— begin —
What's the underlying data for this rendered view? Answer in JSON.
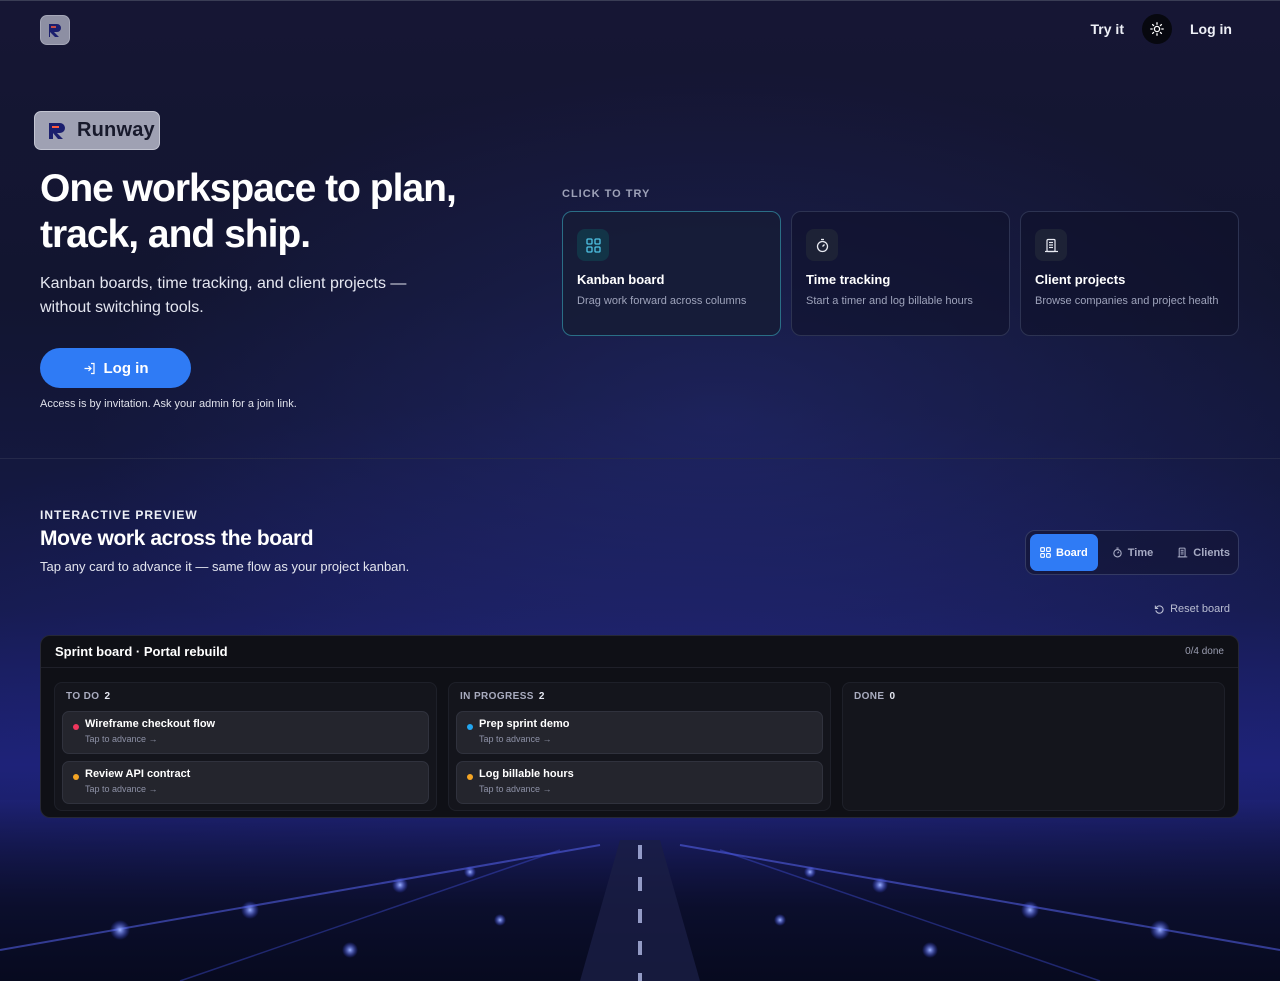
{
  "nav": {
    "try_label": "Try it",
    "login_label": "Log in",
    "theme_icon": "sun-icon"
  },
  "hero": {
    "brand_name": "Runway",
    "title": "One workspace to plan, track, and ship.",
    "subtitle": "Kanban boards, time tracking, and client projects — without switching tools.",
    "login_button": "Log in",
    "access_note": "Access is by invitation. Ask your admin for a join link."
  },
  "features": {
    "label": "CLICK TO TRY",
    "items": [
      {
        "title": "Kanban board",
        "desc": "Drag work forward across columns",
        "icon": "grid-icon",
        "active": true
      },
      {
        "title": "Time tracking",
        "desc": "Start a timer and log billable hours",
        "icon": "stopwatch-icon",
        "active": false
      },
      {
        "title": "Client projects",
        "desc": "Browse companies and project health",
        "icon": "building-icon",
        "active": false
      }
    ]
  },
  "preview": {
    "eyebrow": "INTERACTIVE PREVIEW",
    "title": "Move work across the board",
    "subtitle": "Tap any card to advance it — same flow as your project kanban.",
    "tabs": [
      {
        "label": "Board",
        "icon": "grid-icon",
        "active": true
      },
      {
        "label": "Time",
        "icon": "stopwatch-icon",
        "active": false
      },
      {
        "label": "Clients",
        "icon": "building-icon",
        "active": false
      }
    ],
    "reset_label": "Reset board"
  },
  "board": {
    "title": "Sprint board · Portal rebuild",
    "progress": "0/4 done",
    "columns": [
      {
        "name": "TO DO",
        "count": "2",
        "tasks": [
          {
            "title": "Wireframe checkout flow",
            "hint": "Tap to advance →",
            "color": "#f0365d"
          },
          {
            "title": "Review API contract",
            "hint": "Tap to advance →",
            "color": "#f5a524"
          }
        ]
      },
      {
        "name": "IN PROGRESS",
        "count": "2",
        "tasks": [
          {
            "title": "Prep sprint demo",
            "hint": "Tap to advance →",
            "color": "#22a6f0"
          },
          {
            "title": "Log billable hours",
            "hint": "Tap to advance →",
            "color": "#f5a524"
          }
        ]
      },
      {
        "name": "DONE",
        "count": "0",
        "tasks": []
      }
    ]
  },
  "colors": {
    "accent": "#2f7bf5",
    "active_card_border": "#2a6e86"
  }
}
— end —
* Exercise *
Copy the data exactly. Any picture it contains is to be omitted.

* Output *
What's the underlying data for this rendered view? Answer in JSON.
{
  "nav": {
    "try_label": "Try it",
    "login_label": "Log in",
    "theme_icon": "sun-icon"
  },
  "hero": {
    "brand_name": "Runway",
    "title": "One workspace to plan, track, and ship.",
    "subtitle": "Kanban boards, time tracking, and client projects — without switching tools.",
    "login_button": "Log in",
    "access_note": "Access is by invitation. Ask your admin for a join link."
  },
  "features": {
    "label": "CLICK TO TRY",
    "items": [
      {
        "title": "Kanban board",
        "desc": "Drag work forward across columns",
        "icon": "grid-icon",
        "active": true
      },
      {
        "title": "Time tracking",
        "desc": "Start a timer and log billable hours",
        "icon": "stopwatch-icon",
        "active": false
      },
      {
        "title": "Client projects",
        "desc": "Browse companies and project health",
        "icon": "building-icon",
        "active": false
      }
    ]
  },
  "preview": {
    "eyebrow": "INTERACTIVE PREVIEW",
    "title": "Move work across the board",
    "subtitle": "Tap any card to advance it — same flow as your project kanban.",
    "tabs": [
      {
        "label": "Board",
        "icon": "grid-icon",
        "active": true
      },
      {
        "label": "Time",
        "icon": "stopwatch-icon",
        "active": false
      },
      {
        "label": "Clients",
        "icon": "building-icon",
        "active": false
      }
    ],
    "reset_label": "Reset board"
  },
  "board": {
    "title": "Sprint board · Portal rebuild",
    "progress": "0/4 done",
    "columns": [
      {
        "name": "TO DO",
        "count": "2",
        "tasks": [
          {
            "title": "Wireframe checkout flow",
            "hint": "Tap to advance →",
            "color": "#f0365d"
          },
          {
            "title": "Review API contract",
            "hint": "Tap to advance →",
            "color": "#f5a524"
          }
        ]
      },
      {
        "name": "IN PROGRESS",
        "count": "2",
        "tasks": [
          {
            "title": "Prep sprint demo",
            "hint": "Tap to advance →",
            "color": "#22a6f0"
          },
          {
            "title": "Log billable hours",
            "hint": "Tap to advance →",
            "color": "#f5a524"
          }
        ]
      },
      {
        "name": "DONE",
        "count": "0",
        "tasks": []
      }
    ]
  },
  "colors": {
    "accent": "#2f7bf5",
    "active_card_border": "#2a6e86"
  }
}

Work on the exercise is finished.